=== Description of the task ===
Repeat what the lines below say, word for word, and skip every image.

** START OF Available data **

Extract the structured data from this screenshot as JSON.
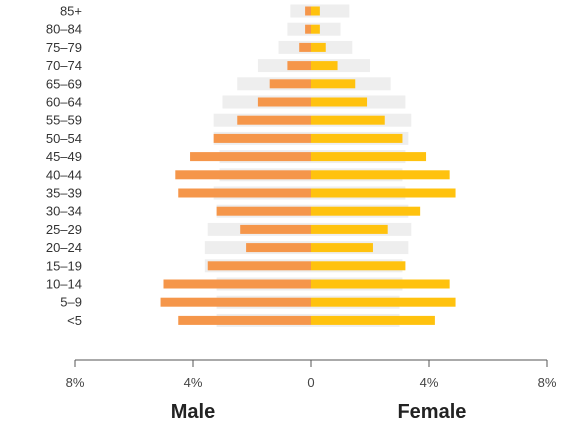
{
  "chart_data": {
    "type": "bar",
    "orientation": "horizontal",
    "layout": "population-pyramid",
    "categories": [
      "85+",
      "80–84",
      "75–79",
      "70–74",
      "65–69",
      "60–64",
      "55–59",
      "50–54",
      "45–49",
      "40–44",
      "35–39",
      "30–34",
      "25–29",
      "20–24",
      "15–19",
      "10–14",
      "5–9",
      "<5"
    ],
    "series": [
      {
        "name": "Male",
        "color": "#F5964A",
        "side": "left",
        "values": [
          0.2,
          0.2,
          0.4,
          0.8,
          1.4,
          1.8,
          2.5,
          3.3,
          4.1,
          4.6,
          4.5,
          3.2,
          2.4,
          2.2,
          3.5,
          5.0,
          5.1,
          4.5
        ]
      },
      {
        "name": "Female",
        "color": "#FFC20E",
        "side": "right",
        "values": [
          0.3,
          0.3,
          0.5,
          0.9,
          1.5,
          1.9,
          2.5,
          3.1,
          3.9,
          4.7,
          4.9,
          3.7,
          2.6,
          2.1,
          3.2,
          4.7,
          4.9,
          4.2
        ]
      },
      {
        "name": "",
        "color": "#EEEEEE",
        "role": "comparison-outline",
        "values_left": [
          0.7,
          0.8,
          1.1,
          1.8,
          2.5,
          3.0,
          3.3,
          3.3,
          3.1,
          3.1,
          3.3,
          3.2,
          3.5,
          3.6,
          3.6,
          3.2,
          3.2,
          3.2
        ],
        "values_right": [
          1.3,
          1.0,
          1.4,
          2.0,
          2.7,
          3.2,
          3.4,
          3.3,
          3.2,
          3.1,
          3.2,
          3.3,
          3.4,
          3.3,
          3.1,
          3.1,
          3.0,
          3.0
        ]
      }
    ],
    "xlim": [
      -8,
      8
    ],
    "xticks": [
      -8,
      -4,
      0,
      4,
      8
    ],
    "xtick_labels": [
      "8%",
      "4%",
      "0",
      "4%",
      "8%"
    ],
    "side_labels": {
      "left": "Male",
      "right": "Female"
    },
    "title": "",
    "xlabel": "",
    "ylabel": "",
    "grid": false,
    "legend": "none"
  }
}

** END OF Available data **

=== Output for this exercise ===
Extract the structured data from this screenshot as JSON.
{
  "chart_data": {
    "type": "bar",
    "orientation": "horizontal",
    "layout": "population-pyramid",
    "categories": [
      "85+",
      "80–84",
      "75–79",
      "70–74",
      "65–69",
      "60–64",
      "55–59",
      "50–54",
      "45–49",
      "40–44",
      "35–39",
      "30–34",
      "25–29",
      "20–24",
      "15–19",
      "10–14",
      "5–9",
      "<5"
    ],
    "series": [
      {
        "name": "Male",
        "color": "#F5964A",
        "side": "left",
        "values": [
          0.2,
          0.2,
          0.4,
          0.8,
          1.4,
          1.8,
          2.5,
          3.3,
          4.1,
          4.6,
          4.5,
          3.2,
          2.4,
          2.2,
          3.5,
          5.0,
          5.1,
          4.5
        ]
      },
      {
        "name": "Female",
        "color": "#FFC20E",
        "side": "right",
        "values": [
          0.3,
          0.3,
          0.5,
          0.9,
          1.5,
          1.9,
          2.5,
          3.1,
          3.9,
          4.7,
          4.9,
          3.7,
          2.6,
          2.1,
          3.2,
          4.7,
          4.9,
          4.2
        ]
      },
      {
        "name": "",
        "color": "#EEEEEE",
        "role": "comparison-outline",
        "values_left": [
          0.7,
          0.8,
          1.1,
          1.8,
          2.5,
          3.0,
          3.3,
          3.3,
          3.1,
          3.1,
          3.3,
          3.2,
          3.5,
          3.6,
          3.6,
          3.2,
          3.2,
          3.2
        ],
        "values_right": [
          1.3,
          1.0,
          1.4,
          2.0,
          2.7,
          3.2,
          3.4,
          3.3,
          3.2,
          3.1,
          3.2,
          3.3,
          3.4,
          3.3,
          3.1,
          3.1,
          3.0,
          3.0
        ]
      }
    ],
    "xlim": [
      -8,
      8
    ],
    "xticks": [
      -8,
      -4,
      0,
      4,
      8
    ],
    "xtick_labels": [
      "8%",
      "4%",
      "0",
      "4%",
      "8%"
    ],
    "side_labels": {
      "left": "Male",
      "right": "Female"
    },
    "title": "",
    "xlabel": "",
    "ylabel": "",
    "grid": false,
    "legend": "none"
  }
}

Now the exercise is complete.